What you should do » Read the material below and tally how many lines hold the word "Scotland", giving the number and nothing else.

(Records that describe figures)
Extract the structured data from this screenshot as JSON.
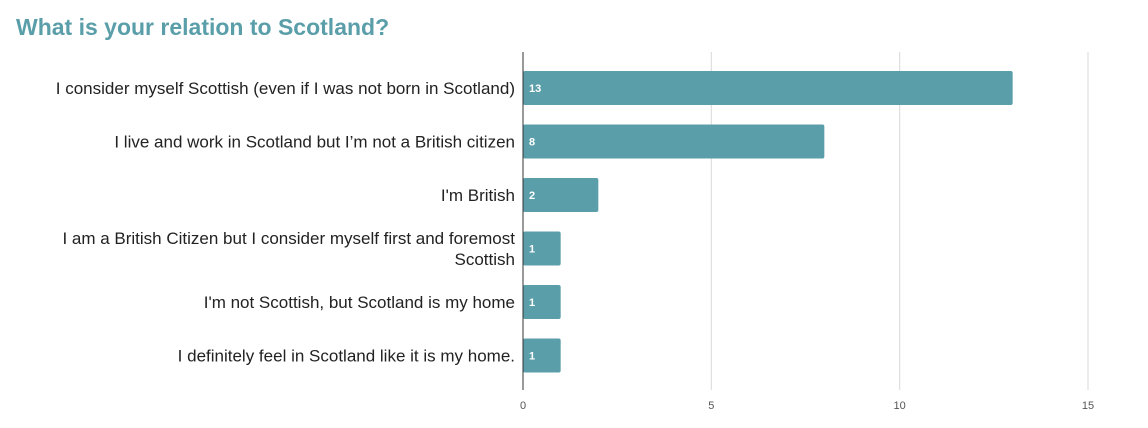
{
  "chart_data": {
    "type": "bar",
    "orientation": "horizontal",
    "title": "What is your relation to Scotland?",
    "categories": [
      [
        "I consider myself Scottish (even if I was not born in Scotland)"
      ],
      [
        "I live and work in Scotland but I’m not a British citizen"
      ],
      [
        "I'm British"
      ],
      [
        "I am a British Citizen but I consider myself first and foremost",
        "Scottish"
      ],
      [
        "I'm not Scottish, but Scotland is my home"
      ],
      [
        "I definitely feel in Scotland like it is my home."
      ]
    ],
    "values": [
      13,
      8,
      2,
      1,
      1,
      1
    ],
    "xlim": [
      0,
      15
    ],
    "ticks": [
      0,
      5,
      10,
      15
    ],
    "grid": true,
    "bar_color": "#5a9ea9",
    "title_color": "#5a9ea9"
  }
}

Task result » 5